— What is required —
Update the entries below by replacing every instance of "CBD-B" with "CBD-2" and leaving all other text unchanged. Leave the pictures out of your version.

....

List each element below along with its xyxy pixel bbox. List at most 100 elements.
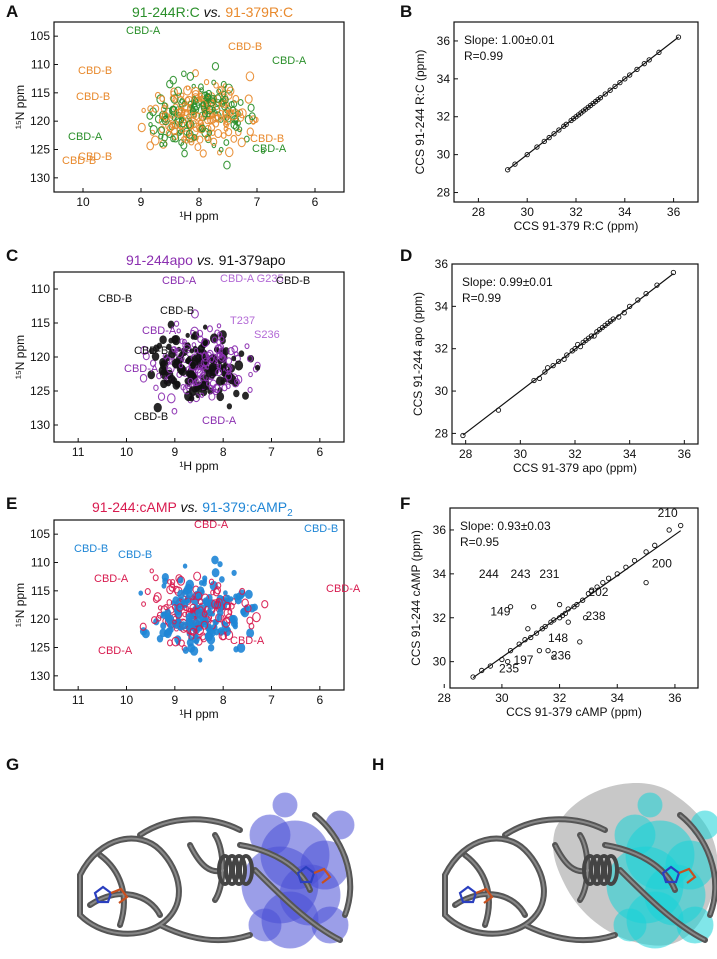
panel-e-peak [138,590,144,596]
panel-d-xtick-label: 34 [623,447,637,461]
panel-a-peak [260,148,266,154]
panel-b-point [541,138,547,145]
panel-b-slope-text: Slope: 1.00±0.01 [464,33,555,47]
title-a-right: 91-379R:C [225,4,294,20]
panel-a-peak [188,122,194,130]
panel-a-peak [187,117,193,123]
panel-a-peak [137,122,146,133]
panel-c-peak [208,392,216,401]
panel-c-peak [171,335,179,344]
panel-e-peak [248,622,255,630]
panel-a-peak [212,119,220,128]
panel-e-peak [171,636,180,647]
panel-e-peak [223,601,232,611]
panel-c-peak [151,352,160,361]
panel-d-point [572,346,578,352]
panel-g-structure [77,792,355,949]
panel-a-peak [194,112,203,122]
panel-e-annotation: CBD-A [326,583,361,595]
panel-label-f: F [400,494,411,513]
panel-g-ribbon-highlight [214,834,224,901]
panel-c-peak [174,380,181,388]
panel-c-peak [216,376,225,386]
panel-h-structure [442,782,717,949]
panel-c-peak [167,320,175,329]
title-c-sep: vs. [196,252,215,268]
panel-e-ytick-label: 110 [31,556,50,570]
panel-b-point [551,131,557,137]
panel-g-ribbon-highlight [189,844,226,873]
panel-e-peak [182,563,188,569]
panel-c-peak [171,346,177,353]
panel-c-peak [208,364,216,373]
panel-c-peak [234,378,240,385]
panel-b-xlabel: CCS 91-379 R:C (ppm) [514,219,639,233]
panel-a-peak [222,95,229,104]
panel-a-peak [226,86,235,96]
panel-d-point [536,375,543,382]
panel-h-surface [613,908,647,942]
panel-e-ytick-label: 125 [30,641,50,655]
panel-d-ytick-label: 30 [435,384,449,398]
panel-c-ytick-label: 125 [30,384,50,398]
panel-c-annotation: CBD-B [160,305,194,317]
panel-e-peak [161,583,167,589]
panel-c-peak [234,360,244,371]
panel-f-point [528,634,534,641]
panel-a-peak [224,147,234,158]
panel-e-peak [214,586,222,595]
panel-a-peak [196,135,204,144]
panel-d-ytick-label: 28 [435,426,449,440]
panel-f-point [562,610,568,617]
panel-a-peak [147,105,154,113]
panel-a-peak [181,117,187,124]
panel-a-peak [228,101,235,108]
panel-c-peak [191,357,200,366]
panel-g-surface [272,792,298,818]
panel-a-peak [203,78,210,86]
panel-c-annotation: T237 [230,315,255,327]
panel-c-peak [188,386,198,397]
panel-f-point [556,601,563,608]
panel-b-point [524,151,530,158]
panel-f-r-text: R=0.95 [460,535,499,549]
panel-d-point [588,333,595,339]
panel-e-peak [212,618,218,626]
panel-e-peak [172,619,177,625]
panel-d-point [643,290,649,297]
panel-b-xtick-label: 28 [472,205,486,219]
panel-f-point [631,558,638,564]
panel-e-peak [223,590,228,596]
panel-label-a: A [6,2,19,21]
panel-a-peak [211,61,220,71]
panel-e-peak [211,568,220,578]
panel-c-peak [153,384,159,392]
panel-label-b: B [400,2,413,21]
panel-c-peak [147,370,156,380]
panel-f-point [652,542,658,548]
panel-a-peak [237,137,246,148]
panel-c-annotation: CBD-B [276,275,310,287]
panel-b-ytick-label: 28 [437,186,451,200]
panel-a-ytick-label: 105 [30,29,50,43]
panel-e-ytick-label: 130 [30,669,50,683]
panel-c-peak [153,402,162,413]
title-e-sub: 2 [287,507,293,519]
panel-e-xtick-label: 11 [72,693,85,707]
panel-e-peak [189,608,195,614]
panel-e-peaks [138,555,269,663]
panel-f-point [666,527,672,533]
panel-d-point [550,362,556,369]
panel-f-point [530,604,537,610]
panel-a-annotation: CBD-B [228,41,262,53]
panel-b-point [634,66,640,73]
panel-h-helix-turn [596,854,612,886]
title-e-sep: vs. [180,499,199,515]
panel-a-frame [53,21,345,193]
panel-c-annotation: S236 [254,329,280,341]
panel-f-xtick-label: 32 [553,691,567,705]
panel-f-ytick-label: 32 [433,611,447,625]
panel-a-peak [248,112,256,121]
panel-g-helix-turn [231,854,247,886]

....

— Exercise result —
List each element below along with its xyxy pixel bbox. List at most 100 elements.
panel-e-peak [138,590,144,596]
panel-d-xtick-label: 34 [623,447,637,461]
panel-a-peak [260,148,266,154]
panel-b-point [541,138,547,145]
panel-b-slope-text: Slope: 1.00±0.01 [464,33,555,47]
title-a-right: 91-379R:C [225,4,294,20]
panel-a-peak [188,122,194,130]
panel-a-peak [187,117,193,123]
panel-a-peak [137,122,146,133]
panel-c-peak [208,392,216,401]
panel-c-peak [171,335,179,344]
panel-e-peak [248,622,255,630]
panel-a-peak [212,119,220,128]
panel-e-peak [171,636,180,647]
panel-e-peak [223,601,232,611]
panel-c-peak [151,352,160,361]
panel-d-point [572,346,578,352]
panel-g-structure [77,792,355,949]
panel-a-peak [194,112,203,122]
panel-e-annotation: CBD-A [326,583,361,595]
panel-label-f: F [400,494,411,513]
panel-g-ribbon-highlight [214,834,224,901]
panel-c-peak [174,380,181,388]
panel-c-peak [216,376,225,386]
panel-h-structure [442,782,717,949]
panel-c-peak [167,320,175,329]
title-c-sep: vs. [196,252,215,268]
panel-e-ytick-label: 110 [31,556,50,570]
panel-b-point [551,131,557,137]
panel-g-ribbon-highlight [189,844,226,873]
panel-e-peak [182,563,188,569]
panel-c-peak [171,346,177,353]
panel-c-peak [208,364,216,373]
panel-c-peak [234,378,240,385]
panel-b-xlabel: CCS 91-379 R:C (ppm) [514,219,639,233]
panel-a-peak [222,95,229,104]
panel-a-peak [226,86,235,96]
panel-d-point [536,375,543,382]
panel-h-surface [613,908,647,942]
panel-e-ytick-label: 125 [30,641,50,655]
panel-d-ytick-label: 30 [435,384,449,398]
panel-c-ytick-label: 125 [30,384,50,398]
panel-c-annotation: CBD-2 [160,305,194,317]
panel-e-peak [161,583,167,589]
panel-c-peak [234,360,244,371]
panel-f-point [528,634,534,641]
panel-a-peak [224,147,234,158]
panel-e-peak [214,586,222,595]
panel-a-peak [196,135,204,144]
panel-d-ytick-label: 28 [435,426,449,440]
panel-f-point [562,610,568,617]
panel-a-peak [147,105,154,113]
panel-a-peak [181,117,187,124]
panel-a-peak [228,101,235,108]
panel-c-peak [191,357,200,366]
panel-g-surface [272,792,298,818]
panel-a-peak [203,78,210,86]
panel-c-annotation: T237 [230,315,255,327]
panel-c-peak [188,386,198,397]
panel-f-point [556,601,563,608]
panel-b-point [524,151,530,158]
panel-f-r-text: R=0.95 [460,535,499,549]
panel-d-point [588,333,595,339]
panel-e-peak [212,618,218,626]
panel-e-peak [172,619,177,625]
panel-d-point [643,290,649,297]
panel-b-xtick-label: 28 [472,205,486,219]
panel-f-point [631,558,638,564]
panel-e-peak [223,590,228,596]
panel-label-a: A [6,2,19,21]
panel-a-peak [211,61,220,71]
panel-e-peak [211,568,220,578]
panel-c-peak [153,384,159,392]
panel-label-b: B [400,2,413,21]
panel-c-peak [147,370,156,380]
panel-f-point [652,542,658,548]
panel-a-peak [237,137,246,148]
panel-c-annotation: CBD-2 [276,275,310,287]
panel-b-ytick-label: 28 [437,186,451,200]
panel-a-ytick-label: 105 [30,29,50,43]
panel-e-ytick-label: 130 [30,669,50,683]
panel-c-peak [153,402,162,413]
title-e-sub: 2 [287,507,293,519]
panel-e-xtick-label: 11 [72,693,85,707]
panel-e-peak [189,608,195,614]
panel-e-peaks [138,555,269,663]
panel-f-point [666,527,672,533]
panel-d-point [550,362,556,369]
panel-f-point [530,604,537,610]
panel-a-annotation: CBD-2 [228,41,262,53]
panel-b-point [634,66,640,73]
panel-h-helix-turn [596,854,612,886]
title-e-sep: vs. [180,499,199,515]
panel-a-frame [53,21,345,193]
panel-c-annotation: S236 [254,329,280,341]
panel-f-xtick-label: 32 [553,691,567,705]
panel-f-ytick-label: 32 [433,611,447,625]
panel-a-peak [248,112,256,121]
panel-g-helix-turn [231,854,247,886]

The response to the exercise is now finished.